**What you will do**
Output every record below exactly as it appears.

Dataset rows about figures
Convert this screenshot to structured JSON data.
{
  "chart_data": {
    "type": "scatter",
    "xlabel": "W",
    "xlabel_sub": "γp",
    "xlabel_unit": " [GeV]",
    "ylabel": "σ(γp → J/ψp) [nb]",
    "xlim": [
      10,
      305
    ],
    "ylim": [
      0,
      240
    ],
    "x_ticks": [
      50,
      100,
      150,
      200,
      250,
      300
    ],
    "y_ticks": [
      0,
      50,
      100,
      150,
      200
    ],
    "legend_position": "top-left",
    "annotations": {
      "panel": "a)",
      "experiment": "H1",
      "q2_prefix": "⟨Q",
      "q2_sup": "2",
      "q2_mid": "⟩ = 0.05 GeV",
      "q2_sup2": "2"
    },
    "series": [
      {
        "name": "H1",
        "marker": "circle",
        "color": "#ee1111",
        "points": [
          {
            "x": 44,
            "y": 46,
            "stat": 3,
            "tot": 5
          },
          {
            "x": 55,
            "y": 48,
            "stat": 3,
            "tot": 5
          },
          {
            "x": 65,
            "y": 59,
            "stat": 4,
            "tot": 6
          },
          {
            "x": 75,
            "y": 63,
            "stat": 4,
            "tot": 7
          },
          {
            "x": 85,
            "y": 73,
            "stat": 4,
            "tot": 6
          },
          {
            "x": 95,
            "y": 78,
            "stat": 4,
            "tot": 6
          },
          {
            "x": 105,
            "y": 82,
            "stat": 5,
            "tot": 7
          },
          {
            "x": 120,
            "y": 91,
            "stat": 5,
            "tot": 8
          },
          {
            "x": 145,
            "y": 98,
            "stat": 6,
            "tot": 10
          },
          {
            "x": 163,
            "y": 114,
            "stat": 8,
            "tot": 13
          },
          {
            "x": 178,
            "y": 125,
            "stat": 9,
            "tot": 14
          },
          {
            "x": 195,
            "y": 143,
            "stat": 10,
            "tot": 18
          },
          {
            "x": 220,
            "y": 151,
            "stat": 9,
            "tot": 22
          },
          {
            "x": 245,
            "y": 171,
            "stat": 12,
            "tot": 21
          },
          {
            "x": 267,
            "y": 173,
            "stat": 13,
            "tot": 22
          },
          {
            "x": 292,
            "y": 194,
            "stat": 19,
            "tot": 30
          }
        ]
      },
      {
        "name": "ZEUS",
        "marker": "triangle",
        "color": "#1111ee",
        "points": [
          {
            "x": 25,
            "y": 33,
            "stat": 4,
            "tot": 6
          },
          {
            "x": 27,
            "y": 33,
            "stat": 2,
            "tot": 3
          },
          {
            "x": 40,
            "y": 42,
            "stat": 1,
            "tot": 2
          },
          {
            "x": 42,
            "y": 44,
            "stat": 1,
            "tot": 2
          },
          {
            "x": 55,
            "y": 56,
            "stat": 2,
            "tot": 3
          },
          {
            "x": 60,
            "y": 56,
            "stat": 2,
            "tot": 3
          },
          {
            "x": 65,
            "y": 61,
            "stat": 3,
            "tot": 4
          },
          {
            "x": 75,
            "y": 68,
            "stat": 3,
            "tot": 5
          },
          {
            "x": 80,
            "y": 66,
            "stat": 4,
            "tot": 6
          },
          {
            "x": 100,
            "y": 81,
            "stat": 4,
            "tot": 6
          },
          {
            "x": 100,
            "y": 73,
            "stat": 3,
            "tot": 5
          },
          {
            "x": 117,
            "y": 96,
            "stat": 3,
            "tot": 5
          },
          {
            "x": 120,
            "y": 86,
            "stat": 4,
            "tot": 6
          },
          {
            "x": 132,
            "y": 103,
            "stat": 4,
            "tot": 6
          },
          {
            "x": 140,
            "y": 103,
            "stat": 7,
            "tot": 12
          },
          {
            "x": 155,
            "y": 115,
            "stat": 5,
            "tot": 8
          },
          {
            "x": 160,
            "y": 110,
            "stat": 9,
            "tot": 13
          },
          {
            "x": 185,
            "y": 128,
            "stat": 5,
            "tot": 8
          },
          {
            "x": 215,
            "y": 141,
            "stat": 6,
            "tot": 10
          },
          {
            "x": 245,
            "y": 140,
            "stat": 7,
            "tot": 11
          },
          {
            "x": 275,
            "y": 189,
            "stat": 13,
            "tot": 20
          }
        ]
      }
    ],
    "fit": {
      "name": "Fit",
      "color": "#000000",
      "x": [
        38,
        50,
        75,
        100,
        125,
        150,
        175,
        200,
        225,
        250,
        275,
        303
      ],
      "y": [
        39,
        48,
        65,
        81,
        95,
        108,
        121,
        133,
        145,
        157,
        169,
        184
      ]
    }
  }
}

**Answer for the task**
Convert this screenshot to structured JSON data.
{
  "chart_data": {
    "type": "scatter",
    "xlabel": "W",
    "xlabel_sub": "γp",
    "xlabel_unit": " [GeV]",
    "ylabel": "σ(γp → J/ψp) [nb]",
    "xlim": [
      10,
      305
    ],
    "ylim": [
      0,
      240
    ],
    "x_ticks": [
      50,
      100,
      150,
      200,
      250,
      300
    ],
    "y_ticks": [
      0,
      50,
      100,
      150,
      200
    ],
    "legend_position": "top-left",
    "annotations": {
      "panel": "a)",
      "experiment": "H1",
      "q2_prefix": "⟨Q",
      "q2_sup": "2",
      "q2_mid": "⟩ = 0.05 GeV",
      "q2_sup2": "2"
    },
    "series": [
      {
        "name": "H1",
        "marker": "circle",
        "color": "#ee1111",
        "points": [
          {
            "x": 44,
            "y": 46,
            "stat": 3,
            "tot": 5
          },
          {
            "x": 55,
            "y": 48,
            "stat": 3,
            "tot": 5
          },
          {
            "x": 65,
            "y": 59,
            "stat": 4,
            "tot": 6
          },
          {
            "x": 75,
            "y": 63,
            "stat": 4,
            "tot": 7
          },
          {
            "x": 85,
            "y": 73,
            "stat": 4,
            "tot": 6
          },
          {
            "x": 95,
            "y": 78,
            "stat": 4,
            "tot": 6
          },
          {
            "x": 105,
            "y": 82,
            "stat": 5,
            "tot": 7
          },
          {
            "x": 120,
            "y": 91,
            "stat": 5,
            "tot": 8
          },
          {
            "x": 145,
            "y": 98,
            "stat": 6,
            "tot": 10
          },
          {
            "x": 163,
            "y": 114,
            "stat": 8,
            "tot": 13
          },
          {
            "x": 178,
            "y": 125,
            "stat": 9,
            "tot": 14
          },
          {
            "x": 195,
            "y": 143,
            "stat": 10,
            "tot": 18
          },
          {
            "x": 220,
            "y": 151,
            "stat": 9,
            "tot": 22
          },
          {
            "x": 245,
            "y": 171,
            "stat": 12,
            "tot": 21
          },
          {
            "x": 267,
            "y": 173,
            "stat": 13,
            "tot": 22
          },
          {
            "x": 292,
            "y": 194,
            "stat": 19,
            "tot": 30
          }
        ]
      },
      {
        "name": "ZEUS",
        "marker": "triangle",
        "color": "#1111ee",
        "points": [
          {
            "x": 25,
            "y": 33,
            "stat": 4,
            "tot": 6
          },
          {
            "x": 27,
            "y": 33,
            "stat": 2,
            "tot": 3
          },
          {
            "x": 40,
            "y": 42,
            "stat": 1,
            "tot": 2
          },
          {
            "x": 42,
            "y": 44,
            "stat": 1,
            "tot": 2
          },
          {
            "x": 55,
            "y": 56,
            "stat": 2,
            "tot": 3
          },
          {
            "x": 60,
            "y": 56,
            "stat": 2,
            "tot": 3
          },
          {
            "x": 65,
            "y": 61,
            "stat": 3,
            "tot": 4
          },
          {
            "x": 75,
            "y": 68,
            "stat": 3,
            "tot": 5
          },
          {
            "x": 80,
            "y": 66,
            "stat": 4,
            "tot": 6
          },
          {
            "x": 100,
            "y": 81,
            "stat": 4,
            "tot": 6
          },
          {
            "x": 100,
            "y": 73,
            "stat": 3,
            "tot": 5
          },
          {
            "x": 117,
            "y": 96,
            "stat": 3,
            "tot": 5
          },
          {
            "x": 120,
            "y": 86,
            "stat": 4,
            "tot": 6
          },
          {
            "x": 132,
            "y": 103,
            "stat": 4,
            "tot": 6
          },
          {
            "x": 140,
            "y": 103,
            "stat": 7,
            "tot": 12
          },
          {
            "x": 155,
            "y": 115,
            "stat": 5,
            "tot": 8
          },
          {
            "x": 160,
            "y": 110,
            "stat": 9,
            "tot": 13
          },
          {
            "x": 185,
            "y": 128,
            "stat": 5,
            "tot": 8
          },
          {
            "x": 215,
            "y": 141,
            "stat": 6,
            "tot": 10
          },
          {
            "x": 245,
            "y": 140,
            "stat": 7,
            "tot": 11
          },
          {
            "x": 275,
            "y": 189,
            "stat": 13,
            "tot": 20
          }
        ]
      }
    ],
    "fit": {
      "name": "Fit",
      "color": "#000000",
      "x": [
        38,
        50,
        75,
        100,
        125,
        150,
        175,
        200,
        225,
        250,
        275,
        303
      ],
      "y": [
        39,
        48,
        65,
        81,
        95,
        108,
        121,
        133,
        145,
        157,
        169,
        184
      ]
    }
  }
}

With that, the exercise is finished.